** START OF INPUT FOR THIS TASK **

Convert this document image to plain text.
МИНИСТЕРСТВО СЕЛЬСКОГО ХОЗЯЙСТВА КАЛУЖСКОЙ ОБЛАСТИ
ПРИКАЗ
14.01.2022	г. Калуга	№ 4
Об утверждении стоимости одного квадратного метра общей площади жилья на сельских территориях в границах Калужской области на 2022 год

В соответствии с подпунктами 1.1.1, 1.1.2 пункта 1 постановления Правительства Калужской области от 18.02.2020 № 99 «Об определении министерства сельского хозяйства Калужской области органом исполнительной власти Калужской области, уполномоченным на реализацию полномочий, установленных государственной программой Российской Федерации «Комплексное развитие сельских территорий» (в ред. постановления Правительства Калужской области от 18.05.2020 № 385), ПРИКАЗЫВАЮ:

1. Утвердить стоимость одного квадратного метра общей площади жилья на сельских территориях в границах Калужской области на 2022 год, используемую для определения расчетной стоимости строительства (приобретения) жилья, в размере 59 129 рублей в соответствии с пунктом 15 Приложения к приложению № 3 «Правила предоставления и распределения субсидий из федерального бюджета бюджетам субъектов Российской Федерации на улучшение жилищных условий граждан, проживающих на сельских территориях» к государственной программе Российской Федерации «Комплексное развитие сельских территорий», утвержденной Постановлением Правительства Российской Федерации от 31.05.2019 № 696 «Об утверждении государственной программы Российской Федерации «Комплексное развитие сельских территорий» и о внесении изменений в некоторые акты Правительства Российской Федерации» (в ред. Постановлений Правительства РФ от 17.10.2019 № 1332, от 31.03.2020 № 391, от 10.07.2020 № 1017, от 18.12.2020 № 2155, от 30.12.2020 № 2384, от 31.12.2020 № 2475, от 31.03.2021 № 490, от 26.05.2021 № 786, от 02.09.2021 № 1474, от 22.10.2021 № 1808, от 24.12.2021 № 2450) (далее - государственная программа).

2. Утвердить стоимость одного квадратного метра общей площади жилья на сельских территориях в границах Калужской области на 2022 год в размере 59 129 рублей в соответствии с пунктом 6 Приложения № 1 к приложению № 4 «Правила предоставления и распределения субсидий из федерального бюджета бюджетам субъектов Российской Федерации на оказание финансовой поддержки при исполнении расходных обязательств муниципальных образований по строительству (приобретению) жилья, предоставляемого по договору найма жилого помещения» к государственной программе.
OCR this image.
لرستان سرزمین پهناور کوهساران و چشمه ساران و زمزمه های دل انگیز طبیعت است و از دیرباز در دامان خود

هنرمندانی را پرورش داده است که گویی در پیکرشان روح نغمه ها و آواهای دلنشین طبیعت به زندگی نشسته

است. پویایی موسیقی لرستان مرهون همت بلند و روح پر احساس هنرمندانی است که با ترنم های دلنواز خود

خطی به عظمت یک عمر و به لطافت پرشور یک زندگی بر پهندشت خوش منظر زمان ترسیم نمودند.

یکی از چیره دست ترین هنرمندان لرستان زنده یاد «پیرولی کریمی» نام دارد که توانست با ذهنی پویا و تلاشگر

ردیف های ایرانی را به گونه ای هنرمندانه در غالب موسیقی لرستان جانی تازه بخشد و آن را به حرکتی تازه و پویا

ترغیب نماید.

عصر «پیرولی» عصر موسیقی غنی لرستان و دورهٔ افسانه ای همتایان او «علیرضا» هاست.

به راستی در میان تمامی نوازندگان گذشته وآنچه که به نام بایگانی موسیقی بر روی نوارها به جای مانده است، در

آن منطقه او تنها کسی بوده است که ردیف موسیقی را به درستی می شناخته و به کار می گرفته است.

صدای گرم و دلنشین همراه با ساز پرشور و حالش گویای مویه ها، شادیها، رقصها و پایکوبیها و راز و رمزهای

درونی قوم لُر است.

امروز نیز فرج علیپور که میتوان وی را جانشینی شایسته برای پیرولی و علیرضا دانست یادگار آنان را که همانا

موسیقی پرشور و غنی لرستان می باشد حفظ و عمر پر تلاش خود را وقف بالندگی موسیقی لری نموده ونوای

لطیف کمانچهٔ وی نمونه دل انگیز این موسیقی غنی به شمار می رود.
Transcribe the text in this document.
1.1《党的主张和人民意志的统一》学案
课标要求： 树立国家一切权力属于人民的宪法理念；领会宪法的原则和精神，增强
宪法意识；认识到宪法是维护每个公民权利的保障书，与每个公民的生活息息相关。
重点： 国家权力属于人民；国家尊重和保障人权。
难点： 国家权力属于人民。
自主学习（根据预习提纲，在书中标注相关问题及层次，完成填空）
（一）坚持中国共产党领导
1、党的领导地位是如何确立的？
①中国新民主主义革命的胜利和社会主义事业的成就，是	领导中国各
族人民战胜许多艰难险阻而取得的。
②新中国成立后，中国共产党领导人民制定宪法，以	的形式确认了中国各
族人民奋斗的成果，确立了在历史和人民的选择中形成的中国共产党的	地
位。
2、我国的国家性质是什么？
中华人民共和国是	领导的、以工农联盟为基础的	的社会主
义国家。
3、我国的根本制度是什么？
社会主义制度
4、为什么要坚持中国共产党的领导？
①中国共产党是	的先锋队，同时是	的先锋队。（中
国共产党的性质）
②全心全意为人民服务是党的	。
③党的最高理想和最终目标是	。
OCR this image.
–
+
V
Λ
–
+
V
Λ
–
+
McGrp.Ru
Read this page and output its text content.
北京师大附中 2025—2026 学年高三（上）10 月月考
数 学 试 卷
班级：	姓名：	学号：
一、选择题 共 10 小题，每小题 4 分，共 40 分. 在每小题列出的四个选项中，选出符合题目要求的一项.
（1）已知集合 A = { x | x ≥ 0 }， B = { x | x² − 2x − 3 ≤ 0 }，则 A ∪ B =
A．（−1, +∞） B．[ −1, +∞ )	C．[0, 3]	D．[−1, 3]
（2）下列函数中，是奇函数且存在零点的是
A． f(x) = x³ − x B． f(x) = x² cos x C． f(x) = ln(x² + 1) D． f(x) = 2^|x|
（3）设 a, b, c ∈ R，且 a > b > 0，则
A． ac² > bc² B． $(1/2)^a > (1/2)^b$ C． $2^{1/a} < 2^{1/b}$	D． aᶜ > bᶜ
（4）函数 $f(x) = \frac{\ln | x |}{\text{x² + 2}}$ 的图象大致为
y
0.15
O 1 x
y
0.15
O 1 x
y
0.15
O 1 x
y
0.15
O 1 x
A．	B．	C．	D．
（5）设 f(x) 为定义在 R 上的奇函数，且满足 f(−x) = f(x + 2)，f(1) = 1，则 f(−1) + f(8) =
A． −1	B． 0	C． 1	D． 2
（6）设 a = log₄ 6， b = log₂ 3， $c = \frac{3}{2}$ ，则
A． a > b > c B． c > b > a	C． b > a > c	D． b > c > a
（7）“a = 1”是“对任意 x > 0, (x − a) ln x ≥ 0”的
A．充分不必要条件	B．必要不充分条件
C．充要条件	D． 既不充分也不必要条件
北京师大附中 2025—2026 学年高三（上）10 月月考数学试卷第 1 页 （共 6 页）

** END OF INPUT FOR THIS TASK **

Show the lines of the material that contain the word "پیرولی".

یکی از چیره دست ترین هنرمندان لرستان زنده یاد «پیرولی کریمی» نام دارد که توانست با ذهنی پویا و تلاشگر
عصر «پیرولی» عصر موسیقی غنی لرستان و دورهٔ افسانه ای همتایان او «علیرضا» هاست.
امروز نیز فرج علیپور که میتوان وی را جانشینی شایسته برای پیرولی و علیرضا دانست یادگار آنان را که همانا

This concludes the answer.